[Requirement] Each record needs to be echoed exactly; can you do that?

[Dataset items]
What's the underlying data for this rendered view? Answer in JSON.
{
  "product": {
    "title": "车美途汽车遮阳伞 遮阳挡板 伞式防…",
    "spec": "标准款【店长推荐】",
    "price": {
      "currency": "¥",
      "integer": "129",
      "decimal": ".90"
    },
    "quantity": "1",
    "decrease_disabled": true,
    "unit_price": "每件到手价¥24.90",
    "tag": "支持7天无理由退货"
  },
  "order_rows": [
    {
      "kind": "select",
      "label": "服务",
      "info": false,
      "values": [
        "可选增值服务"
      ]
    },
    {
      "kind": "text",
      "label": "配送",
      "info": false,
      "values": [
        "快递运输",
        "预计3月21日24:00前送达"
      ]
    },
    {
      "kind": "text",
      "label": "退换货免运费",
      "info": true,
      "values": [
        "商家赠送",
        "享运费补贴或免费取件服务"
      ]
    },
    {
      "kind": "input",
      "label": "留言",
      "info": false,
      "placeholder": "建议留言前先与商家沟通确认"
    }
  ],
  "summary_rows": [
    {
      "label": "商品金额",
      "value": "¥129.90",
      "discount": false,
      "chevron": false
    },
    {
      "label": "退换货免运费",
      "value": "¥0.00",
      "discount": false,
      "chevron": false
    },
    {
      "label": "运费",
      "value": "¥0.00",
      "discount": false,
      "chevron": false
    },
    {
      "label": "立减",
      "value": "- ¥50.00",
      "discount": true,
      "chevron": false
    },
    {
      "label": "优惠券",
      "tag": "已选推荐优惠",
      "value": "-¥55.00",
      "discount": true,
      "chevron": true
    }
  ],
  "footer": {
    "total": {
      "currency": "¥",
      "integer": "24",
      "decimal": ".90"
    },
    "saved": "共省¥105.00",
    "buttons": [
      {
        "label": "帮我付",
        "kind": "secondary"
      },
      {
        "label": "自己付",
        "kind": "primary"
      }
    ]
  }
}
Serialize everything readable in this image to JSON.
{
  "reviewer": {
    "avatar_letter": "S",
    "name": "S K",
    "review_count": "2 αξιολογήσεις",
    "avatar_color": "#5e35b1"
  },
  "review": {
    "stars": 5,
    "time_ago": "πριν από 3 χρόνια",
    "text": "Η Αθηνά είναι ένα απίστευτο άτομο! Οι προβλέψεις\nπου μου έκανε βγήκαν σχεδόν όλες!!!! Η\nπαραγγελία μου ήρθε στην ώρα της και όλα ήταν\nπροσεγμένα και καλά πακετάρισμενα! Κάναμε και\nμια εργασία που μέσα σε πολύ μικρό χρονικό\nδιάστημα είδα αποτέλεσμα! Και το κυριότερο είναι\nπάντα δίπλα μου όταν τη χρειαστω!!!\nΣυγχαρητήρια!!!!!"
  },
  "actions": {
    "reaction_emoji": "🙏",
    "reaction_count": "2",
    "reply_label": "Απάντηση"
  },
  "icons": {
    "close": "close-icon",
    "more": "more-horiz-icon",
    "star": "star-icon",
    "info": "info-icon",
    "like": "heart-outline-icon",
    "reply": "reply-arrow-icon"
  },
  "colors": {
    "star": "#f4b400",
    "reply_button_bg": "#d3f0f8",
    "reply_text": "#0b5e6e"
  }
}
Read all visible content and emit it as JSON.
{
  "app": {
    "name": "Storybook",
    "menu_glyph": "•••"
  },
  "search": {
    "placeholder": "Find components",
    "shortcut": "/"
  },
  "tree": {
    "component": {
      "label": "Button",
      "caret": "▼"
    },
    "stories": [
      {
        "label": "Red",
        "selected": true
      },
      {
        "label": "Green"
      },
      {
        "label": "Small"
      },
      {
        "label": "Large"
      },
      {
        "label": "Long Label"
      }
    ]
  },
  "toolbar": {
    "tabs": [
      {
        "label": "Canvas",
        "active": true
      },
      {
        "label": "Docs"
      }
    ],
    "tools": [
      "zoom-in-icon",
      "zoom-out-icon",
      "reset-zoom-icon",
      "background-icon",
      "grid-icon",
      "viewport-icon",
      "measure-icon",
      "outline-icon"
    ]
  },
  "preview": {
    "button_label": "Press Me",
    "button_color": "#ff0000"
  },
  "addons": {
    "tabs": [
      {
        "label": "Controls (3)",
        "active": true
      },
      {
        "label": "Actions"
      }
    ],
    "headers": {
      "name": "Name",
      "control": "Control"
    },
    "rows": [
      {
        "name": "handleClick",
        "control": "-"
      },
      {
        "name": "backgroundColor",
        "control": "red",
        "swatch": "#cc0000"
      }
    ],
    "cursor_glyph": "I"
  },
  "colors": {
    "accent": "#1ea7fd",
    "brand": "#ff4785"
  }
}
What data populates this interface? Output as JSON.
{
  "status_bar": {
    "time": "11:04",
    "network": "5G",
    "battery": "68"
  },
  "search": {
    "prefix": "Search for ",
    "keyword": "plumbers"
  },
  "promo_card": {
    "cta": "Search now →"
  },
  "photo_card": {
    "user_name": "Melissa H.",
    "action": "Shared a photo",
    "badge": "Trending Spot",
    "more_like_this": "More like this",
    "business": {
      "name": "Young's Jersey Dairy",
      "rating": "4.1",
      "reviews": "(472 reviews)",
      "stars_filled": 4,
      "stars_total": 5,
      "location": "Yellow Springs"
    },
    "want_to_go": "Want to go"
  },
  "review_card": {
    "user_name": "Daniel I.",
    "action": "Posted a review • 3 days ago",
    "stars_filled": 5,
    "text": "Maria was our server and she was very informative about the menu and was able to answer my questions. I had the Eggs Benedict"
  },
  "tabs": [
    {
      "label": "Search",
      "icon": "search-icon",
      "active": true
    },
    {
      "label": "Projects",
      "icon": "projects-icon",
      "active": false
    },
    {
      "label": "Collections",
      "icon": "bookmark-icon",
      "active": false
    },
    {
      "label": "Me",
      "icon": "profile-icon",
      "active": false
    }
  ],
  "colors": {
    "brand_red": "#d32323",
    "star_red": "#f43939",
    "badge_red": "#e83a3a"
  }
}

[Response to the task]
What's the underlying data for this rendered view? Answer in JSON.
{
  "product": {
    "title": "车美途汽车遮阳伞 遮阳挡板 伞式防…",
    "spec": "标准款【店长推荐】",
    "price": {
      "currency": "¥",
      "integer": "129",
      "decimal": ".90"
    },
    "quantity": "1",
    "decrease_disabled": true,
    "unit_price": "每件到手价¥24.90",
    "tag": "支持7天无理由退货"
  },
  "order_rows": [
    {
      "kind": "select",
      "label": "服务",
      "info": false,
      "values": [
        "可选增值服务"
      ]
    },
    {
      "kind": "text",
      "label": "配送",
      "info": false,
      "values": [
        "快递运输",
        "预计3月21日24:00前送达"
      ]
    },
    {
      "kind": "text",
      "label": "退换货免运费",
      "info": true,
      "values": [
        "商家赠送",
        "享运费补贴或免费取件服务"
      ]
    },
    {
      "kind": "input",
      "label": "留言",
      "info": false,
      "placeholder": "建议留言前先与商家沟通确认"
    }
  ],
  "summary_rows": [
    {
      "label": "商品金额",
      "value": "¥129.90",
      "discount": false,
      "chevron": false
    },
    {
      "label": "退换货免运费",
      "value": "¥0.00",
      "discount": false,
      "chevron": false
    },
    {
      "label": "运费",
      "value": "¥0.00",
      "discount": false,
      "chevron": false
    },
    {
      "label": "立减",
      "value": "- ¥50.00",
      "discount": true,
      "chevron": false
    },
    {
      "label": "优惠券",
      "tag": "已选推荐优惠",
      "value": "-¥55.00",
      "discount": true,
      "chevron": true
    }
  ],
  "footer": {
    "total": {
      "currency": "¥",
      "integer": "24",
      "decimal": ".90"
    },
    "saved": "共省¥105.00",
    "buttons": [
      {
        "label": "帮我付",
        "kind": "secondary"
      },
      {
        "label": "自己付",
        "kind": "primary"
      }
    ]
  }
}
Serialize everything readable in this image to JSON.
{
  "reviewer": {
    "avatar_letter": "S",
    "name": "S K",
    "review_count": "2 αξιολογήσεις",
    "avatar_color": "#5e35b1"
  },
  "review": {
    "stars": 5,
    "time_ago": "πριν από 3 χρόνια",
    "text": "Η Αθηνά είναι ένα απίστευτο άτομο! Οι προβλέψεις\nπου μου έκανε βγήκαν σχεδόν όλες!!!! Η\nπαραγγελία μου ήρθε στην ώρα της και όλα ήταν\nπροσεγμένα και καλά πακετάρισμενα! Κάναμε και\nμια εργασία που μέσα σε πολύ μικρό χρονικό\nδιάστημα είδα αποτέλεσμα! Και το κυριότερο είναι\nπάντα δίπλα μου όταν τη χρειαστω!!!\nΣυγχαρητήρια!!!!!"
  },
  "actions": {
    "reaction_emoji": "🙏",
    "reaction_count": "2",
    "reply_label": "Απάντηση"
  },
  "icons": {
    "close": "close-icon",
    "more": "more-horiz-icon",
    "star": "star-icon",
    "info": "info-icon",
    "like": "heart-outline-icon",
    "reply": "reply-arrow-icon"
  },
  "colors": {
    "star": "#f4b400",
    "reply_button_bg": "#d3f0f8",
    "reply_text": "#0b5e6e"
  }
}
Read all visible content and emit it as JSON.
{
  "app": {
    "name": "Storybook",
    "menu_glyph": "•••"
  },
  "search": {
    "placeholder": "Find components",
    "shortcut": "/"
  },
  "tree": {
    "component": {
      "label": "Button",
      "caret": "▼"
    },
    "stories": [
      {
        "label": "Red",
        "selected": true
      },
      {
        "label": "Green"
      },
      {
        "label": "Small"
      },
      {
        "label": "Large"
      },
      {
        "label": "Long Label"
      }
    ]
  },
  "toolbar": {
    "tabs": [
      {
        "label": "Canvas",
        "active": true
      },
      {
        "label": "Docs"
      }
    ],
    "tools": [
      "zoom-in-icon",
      "zoom-out-icon",
      "reset-zoom-icon",
      "background-icon",
      "grid-icon",
      "viewport-icon",
      "measure-icon",
      "outline-icon"
    ]
  },
  "preview": {
    "button_label": "Press Me",
    "button_color": "#ff0000"
  },
  "addons": {
    "tabs": [
      {
        "label": "Controls (3)",
        "active": true
      },
      {
        "label": "Actions"
      }
    ],
    "headers": {
      "name": "Name",
      "control": "Control"
    },
    "rows": [
      {
        "name": "handleClick",
        "control": "-"
      },
      {
        "name": "backgroundColor",
        "control": "red",
        "swatch": "#cc0000"
      }
    ],
    "cursor_glyph": "I"
  },
  "colors": {
    "accent": "#1ea7fd",
    "brand": "#ff4785"
  }
}
What data populates this interface? Output as JSON.
{
  "status_bar": {
    "time": "11:04",
    "network": "5G",
    "battery": "68"
  },
  "search": {
    "prefix": "Search for ",
    "keyword": "plumbers"
  },
  "promo_card": {
    "cta": "Search now →"
  },
  "photo_card": {
    "user_name": "Melissa H.",
    "action": "Shared a photo",
    "badge": "Trending Spot",
    "more_like_this": "More like this",
    "business": {
      "name": "Young's Jersey Dairy",
      "rating": "4.1",
      "reviews": "(472 reviews)",
      "stars_filled": 4,
      "stars_total": 5,
      "location": "Yellow Springs"
    },
    "want_to_go": "Want to go"
  },
  "review_card": {
    "user_name": "Daniel I.",
    "action": "Posted a review • 3 days ago",
    "stars_filled": 5,
    "text": "Maria was our server and she was very informative about the menu and was able to answer my questions. I had the Eggs Benedict"
  },
  "tabs": [
    {
      "label": "Search",
      "icon": "search-icon",
      "active": true
    },
    {
      "label": "Projects",
      "icon": "projects-icon",
      "active": false
    },
    {
      "label": "Collections",
      "icon": "bookmark-icon",
      "active": false
    },
    {
      "label": "Me",
      "icon": "profile-icon",
      "active": false
    }
  ],
  "colors": {
    "brand_red": "#d32323",
    "star_red": "#f43939",
    "badge_red": "#e83a3a"
  }
}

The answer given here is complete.